▶ **SET TASK**
Below are some records. Copy every line in them that holds "inició".

(Stored items from a collection)
* BEGIN *

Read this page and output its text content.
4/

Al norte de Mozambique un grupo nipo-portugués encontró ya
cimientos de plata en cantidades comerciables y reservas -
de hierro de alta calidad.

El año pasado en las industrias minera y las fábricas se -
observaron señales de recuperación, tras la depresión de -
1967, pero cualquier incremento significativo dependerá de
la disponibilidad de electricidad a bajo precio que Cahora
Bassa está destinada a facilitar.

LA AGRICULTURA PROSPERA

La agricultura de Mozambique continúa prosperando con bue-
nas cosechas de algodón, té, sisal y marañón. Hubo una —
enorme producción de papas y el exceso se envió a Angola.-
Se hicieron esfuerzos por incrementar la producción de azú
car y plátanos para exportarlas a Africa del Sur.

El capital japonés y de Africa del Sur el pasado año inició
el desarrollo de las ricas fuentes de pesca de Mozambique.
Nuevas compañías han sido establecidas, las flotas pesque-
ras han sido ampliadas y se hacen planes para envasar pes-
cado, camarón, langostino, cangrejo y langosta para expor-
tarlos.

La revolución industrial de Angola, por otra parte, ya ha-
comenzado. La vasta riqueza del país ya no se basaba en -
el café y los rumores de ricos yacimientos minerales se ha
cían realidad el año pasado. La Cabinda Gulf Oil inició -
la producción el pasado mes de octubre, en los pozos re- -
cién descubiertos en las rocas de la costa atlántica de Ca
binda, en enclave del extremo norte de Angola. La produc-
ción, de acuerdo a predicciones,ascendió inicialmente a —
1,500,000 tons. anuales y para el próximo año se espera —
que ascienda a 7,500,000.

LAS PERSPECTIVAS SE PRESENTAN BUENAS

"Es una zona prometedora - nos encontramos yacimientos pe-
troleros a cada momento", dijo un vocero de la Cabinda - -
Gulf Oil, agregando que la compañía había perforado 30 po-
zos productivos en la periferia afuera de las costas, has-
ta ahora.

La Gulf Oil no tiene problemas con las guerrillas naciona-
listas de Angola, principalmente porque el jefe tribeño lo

* END *
* BEGIN *

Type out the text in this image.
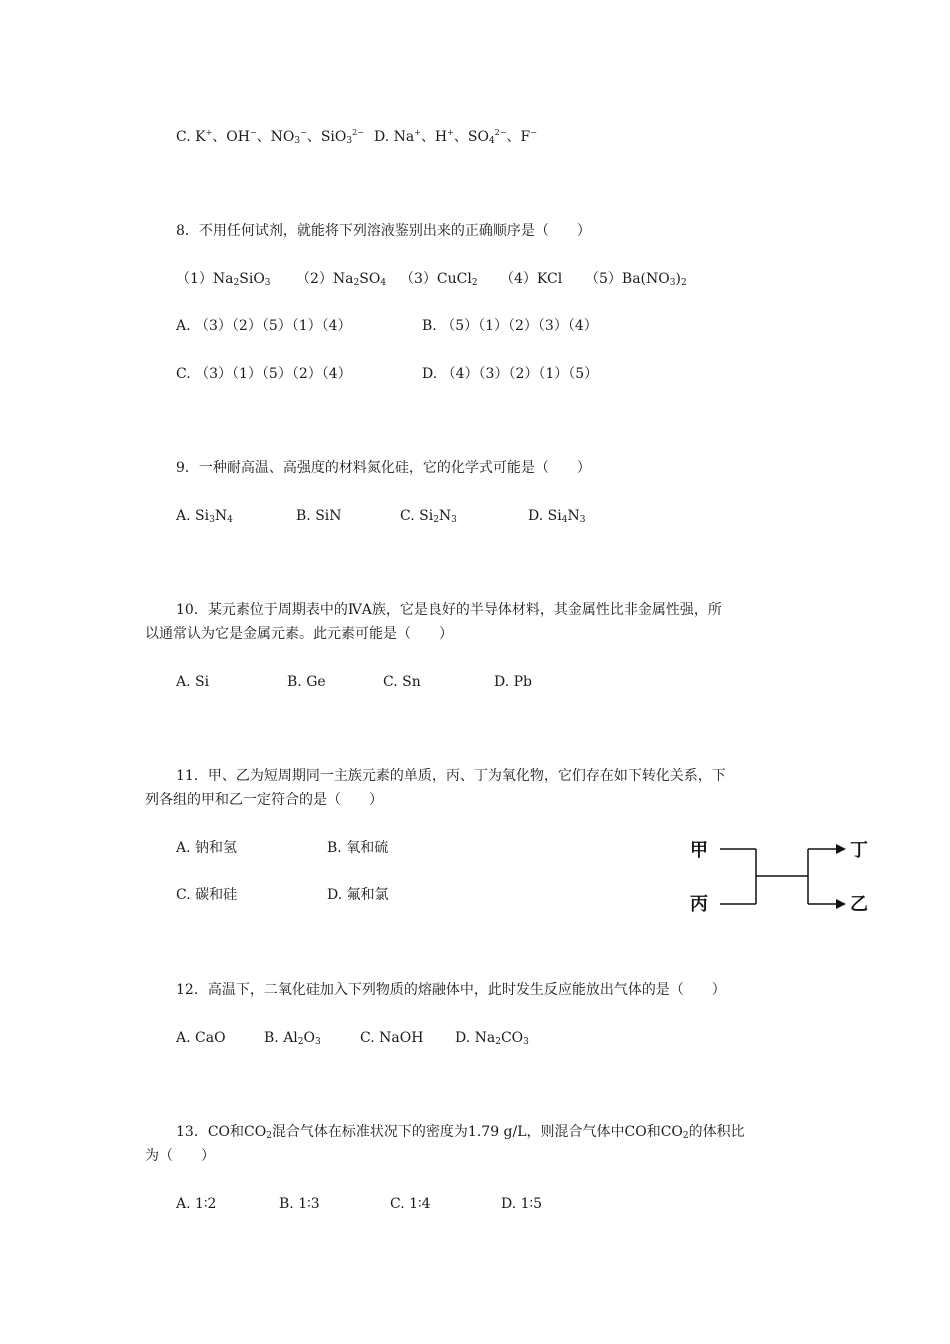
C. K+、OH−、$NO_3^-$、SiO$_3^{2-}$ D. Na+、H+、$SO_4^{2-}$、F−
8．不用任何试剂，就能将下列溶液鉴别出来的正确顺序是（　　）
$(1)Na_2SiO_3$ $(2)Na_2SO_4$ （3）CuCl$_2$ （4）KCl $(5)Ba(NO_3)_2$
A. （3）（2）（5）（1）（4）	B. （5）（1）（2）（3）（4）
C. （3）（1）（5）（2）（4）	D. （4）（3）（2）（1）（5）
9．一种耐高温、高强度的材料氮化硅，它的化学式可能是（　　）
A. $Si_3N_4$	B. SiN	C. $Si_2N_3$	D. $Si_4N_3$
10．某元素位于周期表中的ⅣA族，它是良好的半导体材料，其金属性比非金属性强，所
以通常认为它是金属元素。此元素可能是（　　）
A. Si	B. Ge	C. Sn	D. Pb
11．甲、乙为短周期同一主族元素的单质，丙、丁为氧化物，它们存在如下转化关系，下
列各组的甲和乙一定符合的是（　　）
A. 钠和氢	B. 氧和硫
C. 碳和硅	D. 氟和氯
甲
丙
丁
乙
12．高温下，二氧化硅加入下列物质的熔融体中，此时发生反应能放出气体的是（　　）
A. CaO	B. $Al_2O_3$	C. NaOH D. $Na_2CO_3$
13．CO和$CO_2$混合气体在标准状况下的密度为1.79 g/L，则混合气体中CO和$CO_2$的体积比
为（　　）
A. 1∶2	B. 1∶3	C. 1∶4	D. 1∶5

* END *
* BEGIN *

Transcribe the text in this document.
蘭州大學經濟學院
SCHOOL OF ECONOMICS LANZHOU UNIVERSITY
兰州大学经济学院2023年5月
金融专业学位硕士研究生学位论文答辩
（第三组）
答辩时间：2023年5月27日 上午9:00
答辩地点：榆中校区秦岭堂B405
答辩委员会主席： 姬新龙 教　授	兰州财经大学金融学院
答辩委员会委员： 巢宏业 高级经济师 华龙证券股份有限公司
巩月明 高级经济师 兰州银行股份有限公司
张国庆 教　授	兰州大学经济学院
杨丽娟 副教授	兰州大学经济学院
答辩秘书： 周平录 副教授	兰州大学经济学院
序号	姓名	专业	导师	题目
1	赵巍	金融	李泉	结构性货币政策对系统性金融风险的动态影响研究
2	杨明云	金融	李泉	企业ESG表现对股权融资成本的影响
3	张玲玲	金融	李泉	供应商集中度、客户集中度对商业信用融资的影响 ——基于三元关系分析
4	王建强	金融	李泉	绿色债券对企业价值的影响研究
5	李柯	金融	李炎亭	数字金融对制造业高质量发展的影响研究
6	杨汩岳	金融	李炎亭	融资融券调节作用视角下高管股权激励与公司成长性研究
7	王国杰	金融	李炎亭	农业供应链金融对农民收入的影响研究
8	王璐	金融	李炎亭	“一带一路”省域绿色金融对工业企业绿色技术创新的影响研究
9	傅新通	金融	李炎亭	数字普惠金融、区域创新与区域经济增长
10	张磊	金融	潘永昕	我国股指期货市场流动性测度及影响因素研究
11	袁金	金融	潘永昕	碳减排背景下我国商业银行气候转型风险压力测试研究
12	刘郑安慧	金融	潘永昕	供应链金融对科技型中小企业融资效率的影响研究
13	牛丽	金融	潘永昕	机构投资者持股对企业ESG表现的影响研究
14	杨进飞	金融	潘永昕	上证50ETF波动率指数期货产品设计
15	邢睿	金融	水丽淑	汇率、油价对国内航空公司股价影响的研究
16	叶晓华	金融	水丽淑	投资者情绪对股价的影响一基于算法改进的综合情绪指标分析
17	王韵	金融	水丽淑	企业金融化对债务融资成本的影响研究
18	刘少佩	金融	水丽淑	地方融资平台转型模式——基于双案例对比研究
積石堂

* END *

▶ **EXERCISE SOLUTION**
El capital japonés y de Africa del Sur el pasado año inició
cían realidad el año pasado. La Cabinda Gulf Oil inició -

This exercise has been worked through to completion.